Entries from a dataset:
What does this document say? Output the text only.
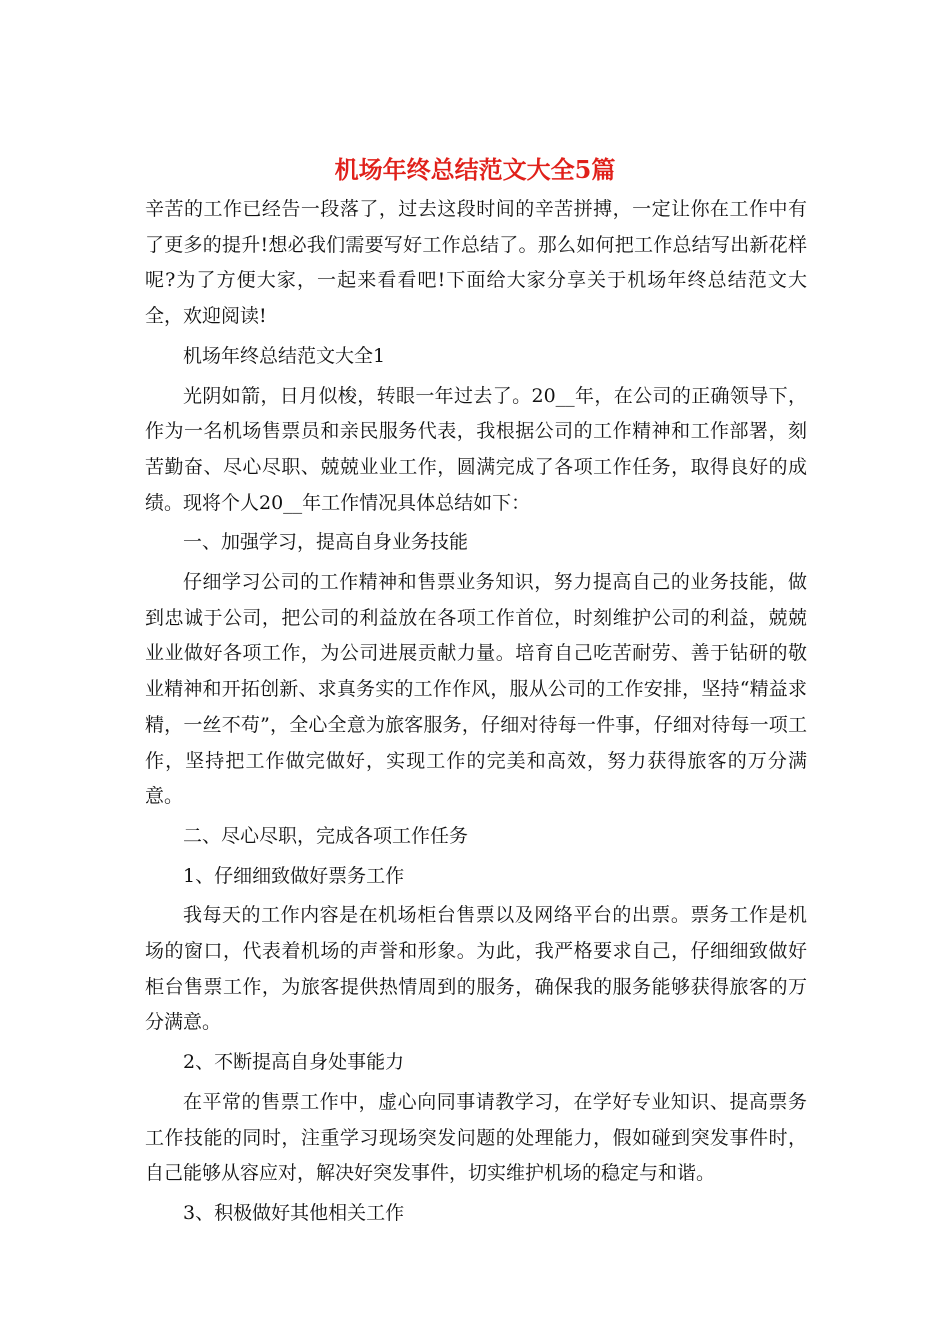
机场年终总结范文大全5篇

辛苦的工作已经告一段落了，过去这段时间的辛苦拼搏，一定让你在工作中有了更多的提升!想必我们需要写好工作总结了。那么如何把工作总结写出新花样呢?为了方便大家，一起来看看吧!下面给大家分享关于机场年终总结范文大全，欢迎阅读!

机场年终总结范文大全1

光阴如箭，日月似梭，转眼一年过去了。20__年，在公司的正确领导下，作为一名机场售票员和亲民服务代表，我根据公司的工作精神和工作部署，刻苦勤奋、尽心尽职、兢兢业业工作，圆满完成了各项工作任务，取得良好的成绩。现将个人20__年工作情况具体总结如下：

一、加强学习，提高自身业务技能

仔细学习公司的工作精神和售票业务知识，努力提高自己的业务技能，做到忠诚于公司，把公司的利益放在各项工作首位，时刻维护公司的利益，兢兢业业做好各项工作，为公司进展贡献力量。培育自己吃苦耐劳、善于钻研的敬业精神和开拓创新、求真务实的工作作风，服从公司的工作安排，坚持“精益求精，一丝不苟”，全心全意为旅客服务，仔细对待每一件事，仔细对待每一项工作，坚持把工作做完做好，实现工作的完美和高效，努力获得旅客的万分满意。

二、尽心尽职，完成各项工作任务

1、仔细细致做好票务工作

我每天的工作内容是在机场柜台售票以及网络平台的出票。票务工作是机场的窗口，代表着机场的声誉和形象。为此，我严格要求自己，仔细细致做好柜台售票工作，为旅客提供热情周到的服务，确保我的服务能够获得旅客的万分满意。

2、不断提高自身处事能力

在平常的售票工作中，虚心向同事请教学习，在学好专业知识、提高票务工作技能的同时，注重学习现场突发问题的处理能力，假如碰到突发事件时，自己能够从容应对，解决好突发事件，切实维护机场的稳定与和谐。

3、积极做好其他相关工作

SHORT TASK
State how many lines of the listing include the word "尽心尽职". Reply with the number alone.

REPLY
2